The exercise - Listed below are entries; give the number of lines among them that include "කරගත", and only that number.

Stored items -
>> begin

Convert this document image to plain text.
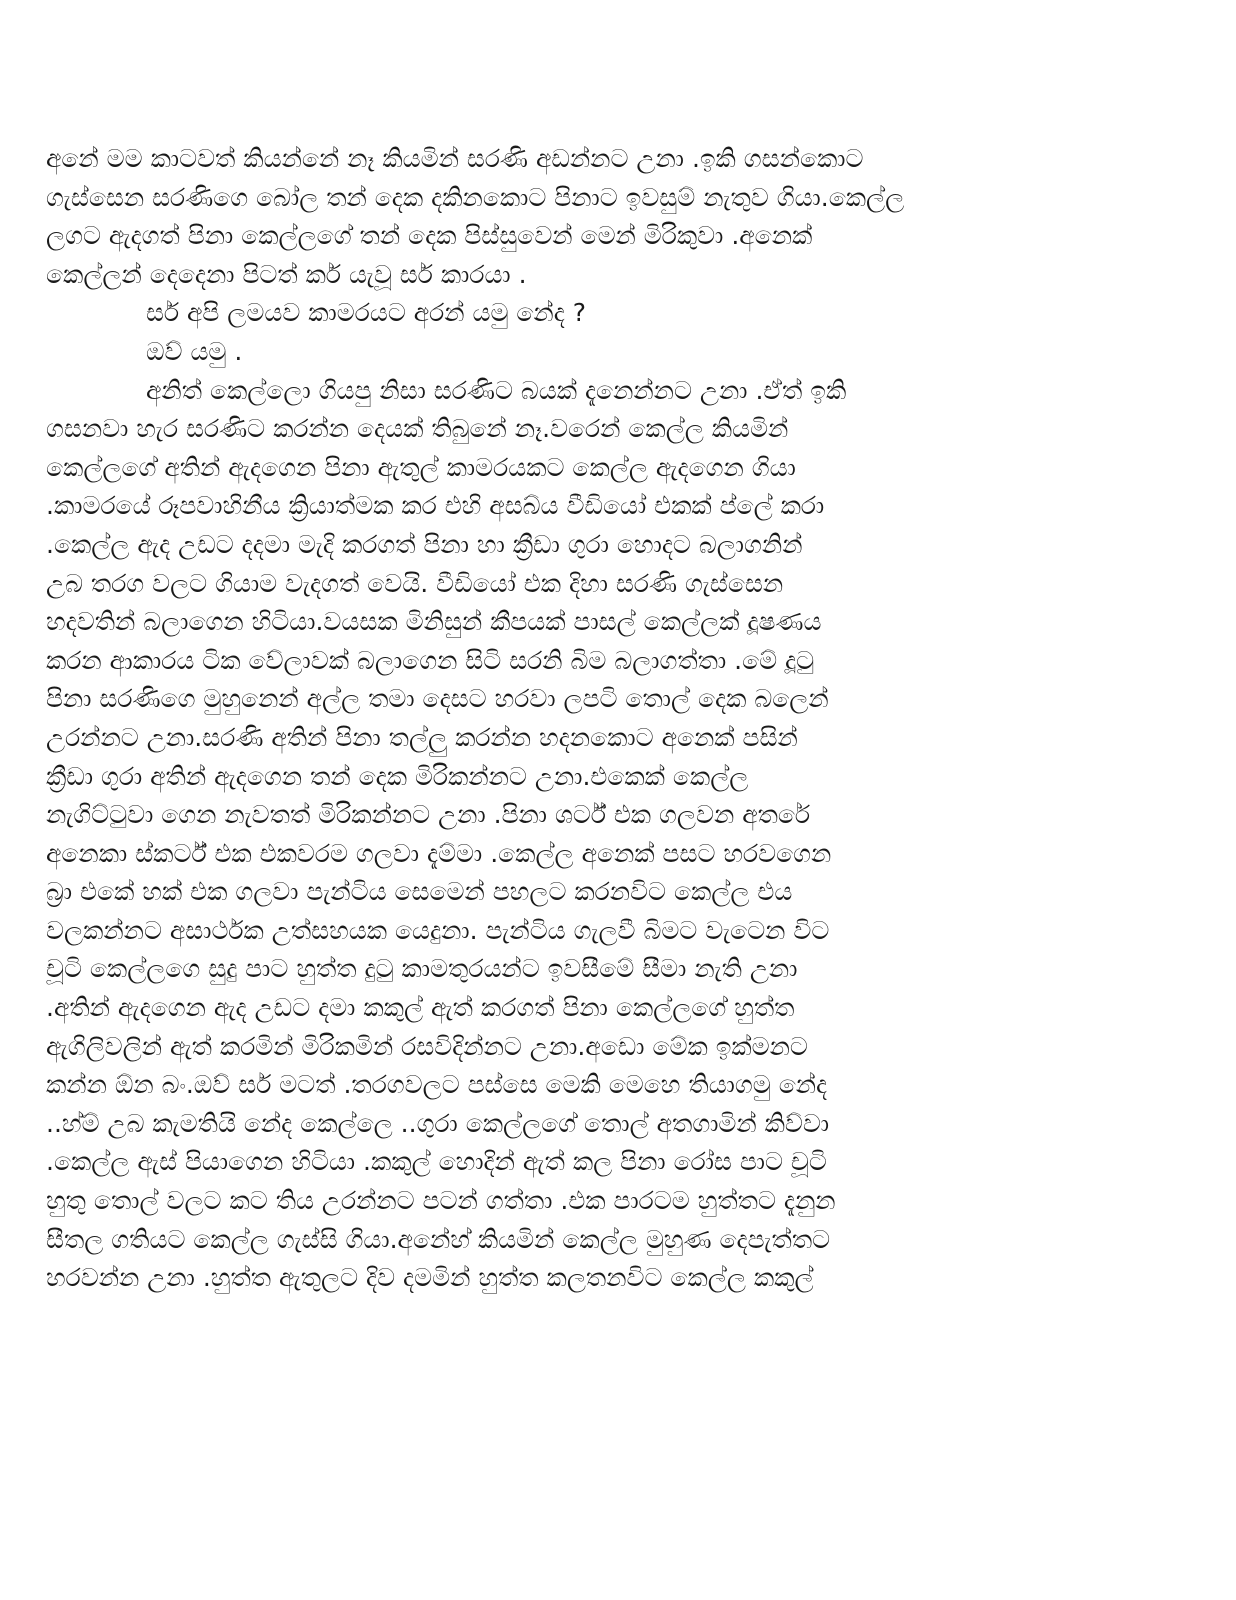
අනේ මම කාටවත් කියන්නේ නෑ කියමින් සරණි අඩන්නට උනා .ඉකි ගසන්කොට
ගැස්සෙන සරණිගෙ බෝල තන් දෙක දකිනකොට පිනාට ඉවසුම් නැතුව ගියා.කෙල්ල
ලගට ඇදගත් පිනා කෙල්ලගේ තන් දෙක පිස්සුවෙන් මෙන් මිරිකුවා .අනෙක්
කෙල්ලන් දෙදෙනා පිටත් කර් යැවූ සර් කාරයා .
සර් අපි ලමයව කාමරයට අරන් යමු නේද ?
ඔව් යමු .
අනිත් කෙල්ලො ගියපු නිසා සරණිට බයක් දැනෙන්නට උනා .ඒත් ඉකි
ගසනවා හැර සරණිට කරන්න දෙයක් තිබුනේ නෑ.වරෙන් කෙල්ල කියමින්
කෙල්ලගේ අතින් ඇදගෙන පිනා ඇතුල් කාමරයකට කෙල්ල ඇදගෙන ගියා
.කාමරයේ රූපවාහිනීය ක්‍රියාත්මක කර එහි අසබ්ය වීඩියෝ එකක් ප්ලේ කරා
.කෙල්ල ඇද උඩට දදමා මැදි කරගත් පිනා හා ක්‍රීඩා ගුරා හොදට බලාගනින්
උබ තරග වලට ගියාම වැදගත් වෙයි. වීඩියෝ එක දිහා සරණි ගැස්සෙන
හදවතින් බලාගෙන හිටියා.වයසක මිනිසුන් කීපයක් පාසල් කෙල්ලක් දූෂණය
කරන ආකාරය ටික වේලාවක් බලාගෙන සිටි සරනි බිම බලාගත්තා .මේ දූටු
පිනා සරණිගෙ මුහුනෙන් අල්ල තමා දෙසට හරවා ලපටි තොල් දෙක බලෙන්
උරන්නට උනා.සරණි අතින් පිනා තල්ලු කරන්න හදනකොට අනෙක් පසින්
ක්‍රීඩා ගුරා අතින් ඇදගෙන තන් දෙක මිරිකන්නට උනා.එකෙක් කෙල්ල
නැගිට්ටුවා ගෙන නැවතත් මිරිකන්නට උනා .පිනා ශර්ට් එක ගලවන අතරේ
අනෙකා ස්කර්ට් එක එකවරම ගලවා දැම්මා .කෙල්ල අනෙක් පසට හරවගෙන
බ්‍රා එකේ හක් එක ගලවා පැන්ටිය සෙමෙන් පහලට කරනවිට කෙල්ල එය
වලකන්නට අසාර්ථක උත්සහයක යෙදුනා. පැන්ටිය ගැලවී බිමට වැටෙන විට
චූටි කෙල්ලගෙ සුදු පාට හුත්ත දුටු කාමතුරයන්ට ඉවසීමේ සීමා නැති උනා
.අතින් ඇදගෙන ඇද උඩට දමා කකුල් ඇත් කරගත් පිනා කෙල්ලගේ හුත්ත
ඇගිලිවලින් ඇත් කරමින් මිරිකමින් රසවිදින්නට උනා.අඩො මේක ඉක්මනට
කන්න ඕන බං.ඔව් සර් මටත් .තරගවලට පස්සෙ මෙකි මෙහෙ තියාගමු නේද
..හ්ම් උබ කැමතියි නේද කෙල්ලෙ ..ගුරා කෙල්ලගේ තොල් අතගාමින් කිව්වා
.කෙල්ල ඇස් පියාගෙන හිටියා .කකුල් හොදින් ඇත් කල පිනා රෝස පාට චූටි
හුතු තොල් වලට කට තිය උරන්නට පටන් ගත්තා .එක පාරටම හුත්තට දැනුන
සීතල ගතියට කෙල්ල ගැස්සි ගියා.අනේහ් කියමින් කෙල්ල මුහුණ දෙපැත්තට
හරවන්න උනා .හුත්ත ඇතුලට දිව දමමින් හුත්ත කලතනවිට කෙල්ල කකුල්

>> end

Correct response - 2